____ Provided records

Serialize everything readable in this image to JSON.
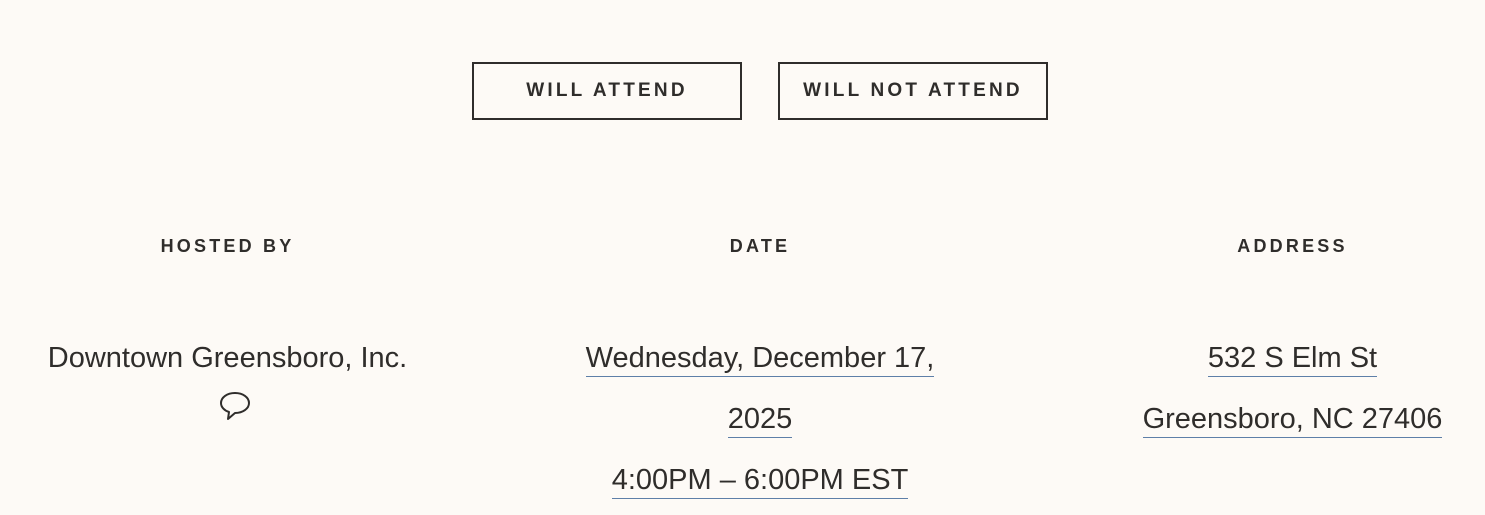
{
  "rsvp": {
    "attend_label": "WILL ATTEND",
    "not_attend_label": "WILL NOT ATTEND"
  },
  "host": {
    "label": "HOSTED BY",
    "name": "Downtown Greensboro, Inc.",
    "message_icon": "chat-bubble-icon"
  },
  "date": {
    "label": "DATE",
    "line1": "Wednesday, December 17,",
    "line2": "2025",
    "time": "4:00PM – 6:00PM EST"
  },
  "address": {
    "label": "ADDRESS",
    "street": "532 S Elm St",
    "city": "Greensboro, NC 27406"
  },
  "colors": {
    "background": "#fdfaf6",
    "text": "#2f2d2b",
    "link_underline": "#5e7fa8"
  }
}
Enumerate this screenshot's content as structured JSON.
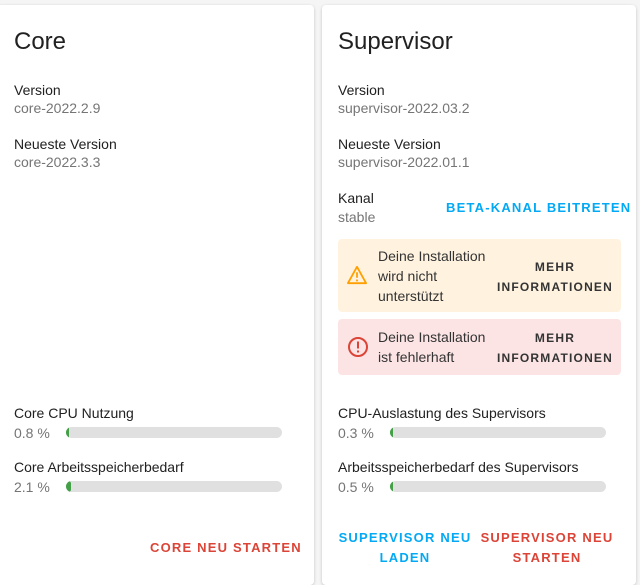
{
  "core": {
    "title": "Core",
    "version_label": "Version",
    "version": "core-2022.2.9",
    "latest_label": "Neueste Version",
    "latest": "core-2022.3.3",
    "cpu_label": "Core CPU Nutzung",
    "cpu_value": "0.8 %",
    "cpu_percent": 0.8,
    "mem_label": "Core Arbeitsspeicherbedarf",
    "mem_value": "2.1 %",
    "mem_percent": 2.1,
    "restart": "CORE NEU STARTEN"
  },
  "supervisor": {
    "title": "Supervisor",
    "version_label": "Version",
    "version": "supervisor-2022.03.2",
    "latest_label": "Neueste Version",
    "latest": "supervisor-2022.01.1",
    "channel_label": "Kanal",
    "channel": "stable",
    "beta_button": "BETA-KANAL BEITRETEN",
    "alerts": [
      {
        "text_lines": [
          "Deine Installation",
          "wird nicht",
          "unterstützt"
        ],
        "more": [
          "MEHR",
          "INFORMATIONEN"
        ],
        "bg": "#fff3e0",
        "icon_color": "#ffa000"
      },
      {
        "text_lines": [
          "Deine Installation",
          "ist fehlerhaft"
        ],
        "more": [
          "MEHR",
          "INFORMATIONEN"
        ],
        "bg": "#fce4e4",
        "icon_color": "#db4437"
      }
    ],
    "cpu_label": "CPU-Auslastung des Supervisors",
    "cpu_value": "0.3 %",
    "cpu_percent": 0.3,
    "mem_label": "Arbeitsspeicherbedarf des Supervisors",
    "mem_value": "0.5 %",
    "mem_percent": 0.5,
    "reload": [
      "SUPERVISOR NEU",
      "LADEN"
    ],
    "restart": [
      "SUPERVISOR NEU",
      "STARTEN"
    ]
  },
  "colors": {
    "primary": "#03a9f4",
    "danger": "#db4437",
    "bar_fill": "#43a047"
  }
}
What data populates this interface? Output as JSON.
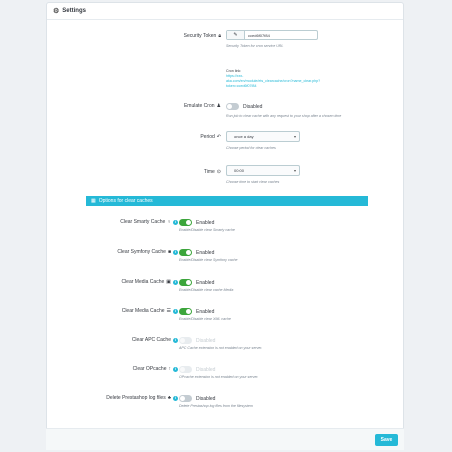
{
  "panel": {
    "title": "Settings"
  },
  "security": {
    "label": "Security Token",
    "value": "cced6f07f84",
    "help": "Security Token for cron service URL"
  },
  "cron_link": {
    "title": "Cron link:",
    "line1": "https://xxx-",
    "line2": "aka.com/en/module/ets_clearcache/cron?name_clear.php?",
    "line3": "token=cced6f07f84"
  },
  "emulate": {
    "label": "Emulate Cron",
    "state": "Disabled",
    "help": "Run job to clear cache with any request to your shop after a chosen time"
  },
  "period": {
    "label": "Period",
    "value": "once a day",
    "help": "Choose period for clear caches"
  },
  "time": {
    "label": "Time",
    "value": "00:00",
    "help": "Choose time to start clear caches"
  },
  "section": {
    "title": "Options for clear caches"
  },
  "options": [
    {
      "label": "Clear Smarty Cache",
      "state": "Enabled",
      "help": "Enable/Disable clear Smarty cache"
    },
    {
      "label": "Clear Symfony Cache",
      "state": "Enabled",
      "help": "Enable/Disable clear Symfony cache"
    },
    {
      "label": "Clear Media Cache",
      "state": "Enabled",
      "help": "Enable/Disable clear cache Media"
    },
    {
      "label": "Clear Media Cache",
      "state": "Enabled",
      "help": "Enable/Disable clear XML cache"
    },
    {
      "label": "Clear APC Cache",
      "state": "Disabled",
      "help": "APC Cache extension is not enabled on your server."
    },
    {
      "label": "Clear OPcache",
      "state": "Disabled",
      "help": "OPcache extension is not enabled on your server."
    },
    {
      "label": "Delete Prestashop log files",
      "state": "Disabled",
      "help": "Delete Prestashop log files from the filesystem"
    }
  ],
  "footer": {
    "save": "Save"
  },
  "colors": {
    "accent": "#25b9d7",
    "enabled": "#3ca53c"
  }
}
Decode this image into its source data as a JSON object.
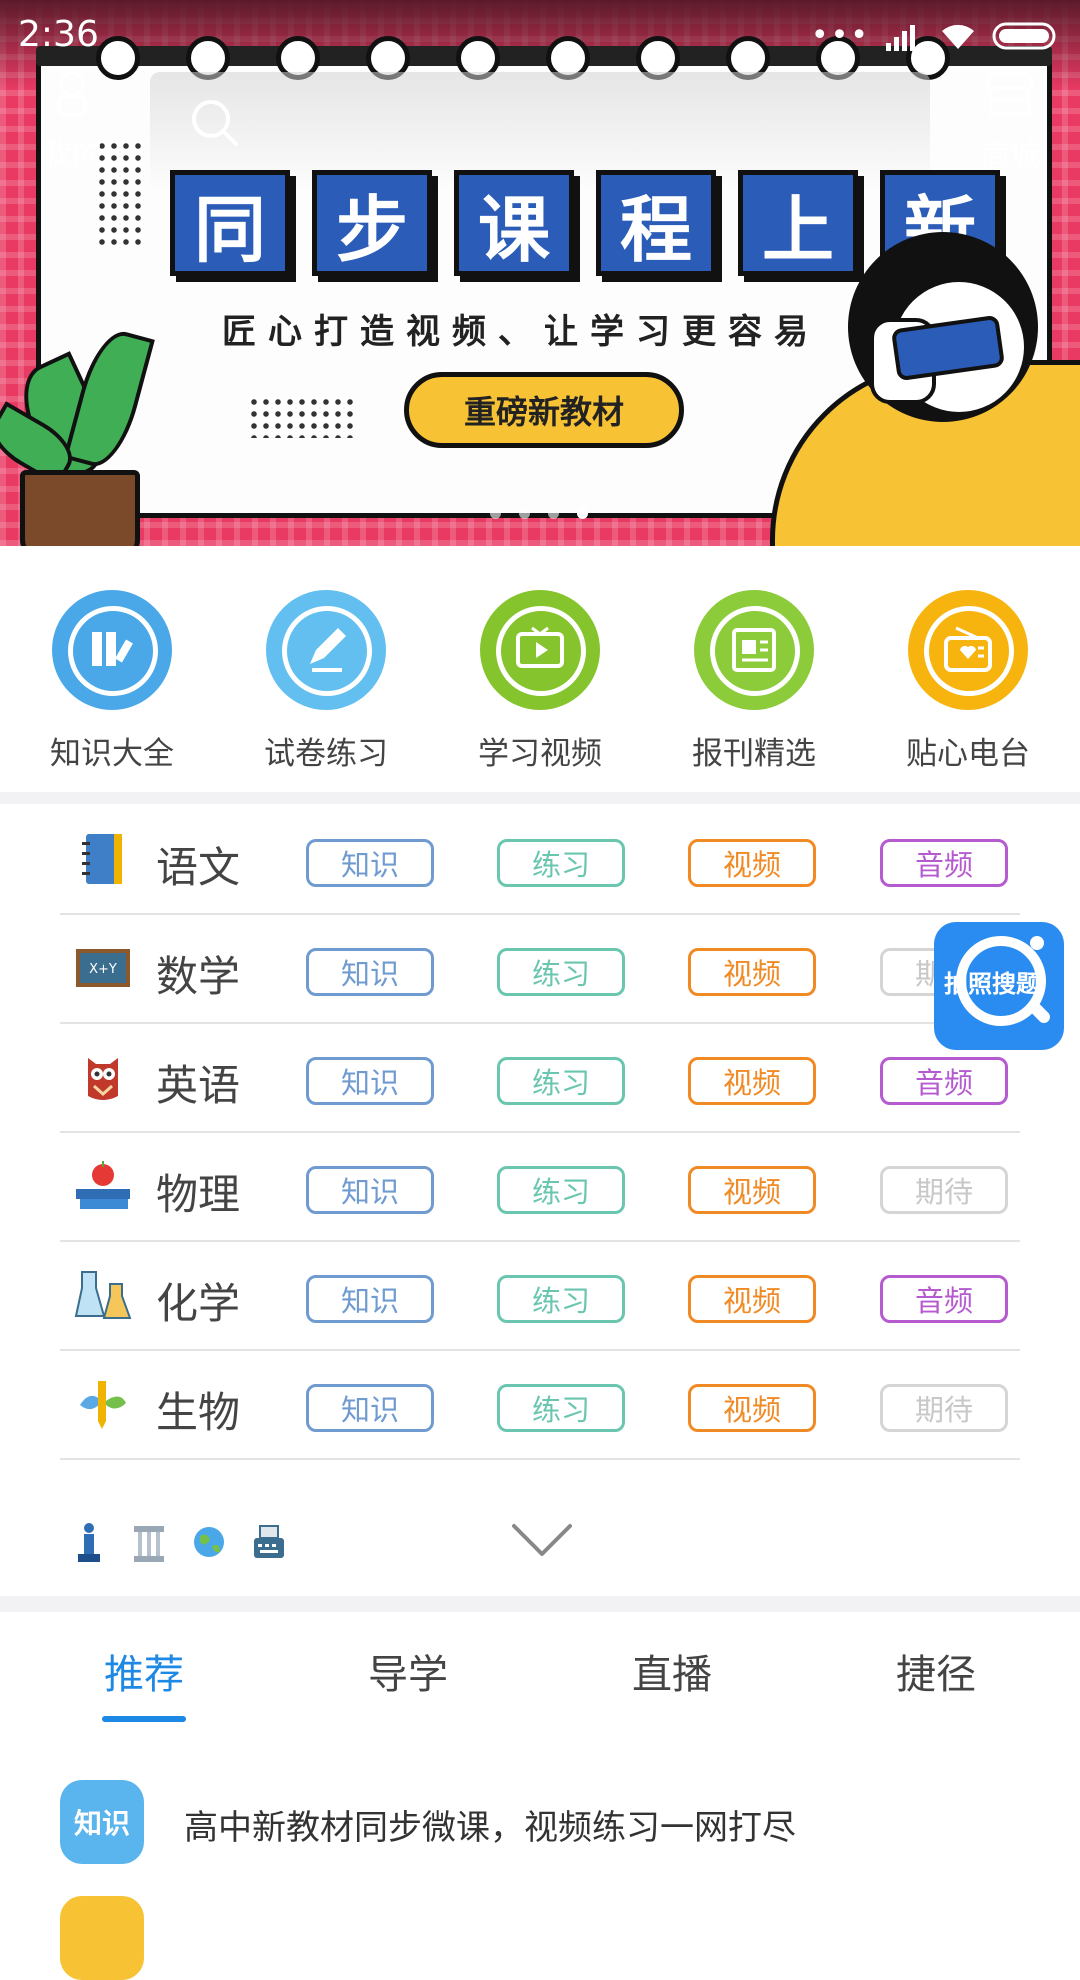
{
  "status_bar": {
    "time": "2:36"
  },
  "header": {
    "mine_label": "我的",
    "mall_label": "商城"
  },
  "banner": {
    "title_chars": [
      "同",
      "步",
      "课",
      "程",
      "上",
      "新"
    ],
    "subtitle": "匠心打造视频、让学习更容易",
    "button_label": "重磅新教材",
    "slide_count": 4,
    "active_slide": 4
  },
  "quick_entries": [
    {
      "label": "知识大全",
      "icon": "books-icon",
      "color": "#4aa8e8"
    },
    {
      "label": "试卷练习",
      "icon": "pencil-icon",
      "color": "#62bff0"
    },
    {
      "label": "学习视频",
      "icon": "tv-play-icon",
      "color": "#86c42d"
    },
    {
      "label": "报刊精选",
      "icon": "newspaper-icon",
      "color": "#8ccb3a"
    },
    {
      "label": "贴心电台",
      "icon": "radio-icon",
      "color": "#f7b40e"
    }
  ],
  "subjects": [
    {
      "name": "语文",
      "icon": "notebook-icon",
      "tags": [
        "知识",
        "练习",
        "视频",
        "音频"
      ],
      "last_enabled": true
    },
    {
      "name": "数学",
      "icon": "blackboard-icon",
      "tags": [
        "知识",
        "练习",
        "视频",
        "期待"
      ],
      "last_enabled": false
    },
    {
      "name": "英语",
      "icon": "owl-icon",
      "tags": [
        "知识",
        "练习",
        "视频",
        "音频"
      ],
      "last_enabled": true
    },
    {
      "name": "物理",
      "icon": "apple-books-icon",
      "tags": [
        "知识",
        "练习",
        "视频",
        "期待"
      ],
      "last_enabled": false
    },
    {
      "name": "化学",
      "icon": "flask-icon",
      "tags": [
        "知识",
        "练习",
        "视频",
        "音频"
      ],
      "last_enabled": true
    },
    {
      "name": "生物",
      "icon": "leaf-pencil-icon",
      "tags": [
        "知识",
        "练习",
        "视频",
        "期待"
      ],
      "last_enabled": false
    }
  ],
  "more_subject_icons": [
    "chess-icon",
    "pillar-icon",
    "globe-icon",
    "typewriter-icon"
  ],
  "floating_button": {
    "label": "拍照搜题"
  },
  "tabs": [
    {
      "label": "推荐",
      "active": true
    },
    {
      "label": "导学",
      "active": false
    },
    {
      "label": "直播",
      "active": false
    },
    {
      "label": "捷径",
      "active": false
    }
  ],
  "feed": [
    {
      "badge": "知识",
      "badge_color": "#5ab4ee",
      "text": "高中新教材同步微课，视频练习一网打尽"
    },
    {
      "badge": "",
      "badge_color": "#f7c233",
      "text": ""
    }
  ],
  "colors": {
    "accent": "#1e88e5",
    "banner_bg": "#e93a63"
  }
}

________

The problem - From the entries above, list each line with "Delete" in it.

In response -
      "label": "Delete Prestashop log files",
      "help": "Delete Prestashop log files from the filesystem"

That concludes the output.